--- Begin ---
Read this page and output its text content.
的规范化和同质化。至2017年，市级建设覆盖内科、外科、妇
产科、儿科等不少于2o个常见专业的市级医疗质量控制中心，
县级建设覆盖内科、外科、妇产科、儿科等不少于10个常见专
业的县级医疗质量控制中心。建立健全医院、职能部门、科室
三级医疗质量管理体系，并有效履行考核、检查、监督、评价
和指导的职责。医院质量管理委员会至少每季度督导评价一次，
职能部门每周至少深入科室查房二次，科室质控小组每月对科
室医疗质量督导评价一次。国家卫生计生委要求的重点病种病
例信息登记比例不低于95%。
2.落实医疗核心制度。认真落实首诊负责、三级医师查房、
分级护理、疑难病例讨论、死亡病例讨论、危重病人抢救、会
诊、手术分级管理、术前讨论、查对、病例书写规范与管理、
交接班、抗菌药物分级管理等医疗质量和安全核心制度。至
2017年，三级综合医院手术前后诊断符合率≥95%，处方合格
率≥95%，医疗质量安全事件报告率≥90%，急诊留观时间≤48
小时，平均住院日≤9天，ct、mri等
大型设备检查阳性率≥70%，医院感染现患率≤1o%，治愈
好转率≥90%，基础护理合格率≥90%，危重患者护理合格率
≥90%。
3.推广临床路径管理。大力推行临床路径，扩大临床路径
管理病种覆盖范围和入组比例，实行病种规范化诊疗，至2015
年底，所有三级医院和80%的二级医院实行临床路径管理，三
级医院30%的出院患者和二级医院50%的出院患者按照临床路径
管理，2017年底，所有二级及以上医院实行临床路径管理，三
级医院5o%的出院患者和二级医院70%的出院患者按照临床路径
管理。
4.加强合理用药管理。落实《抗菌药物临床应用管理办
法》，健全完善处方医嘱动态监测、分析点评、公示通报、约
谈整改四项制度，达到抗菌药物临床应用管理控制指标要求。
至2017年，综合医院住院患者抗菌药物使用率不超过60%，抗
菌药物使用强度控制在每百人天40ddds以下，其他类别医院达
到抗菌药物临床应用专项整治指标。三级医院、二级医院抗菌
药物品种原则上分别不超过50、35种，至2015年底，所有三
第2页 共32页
--- End ---
→ **Goal**:
Read the entries and select each line where the word "的出院患者按照临床路径" is found.

→ **Output for this task**:
级医院30%的出院患者和二级医院50%的出院患者按照临床路径
级医院5o%的出院患者和二级医院70%的出院患者按照临床路径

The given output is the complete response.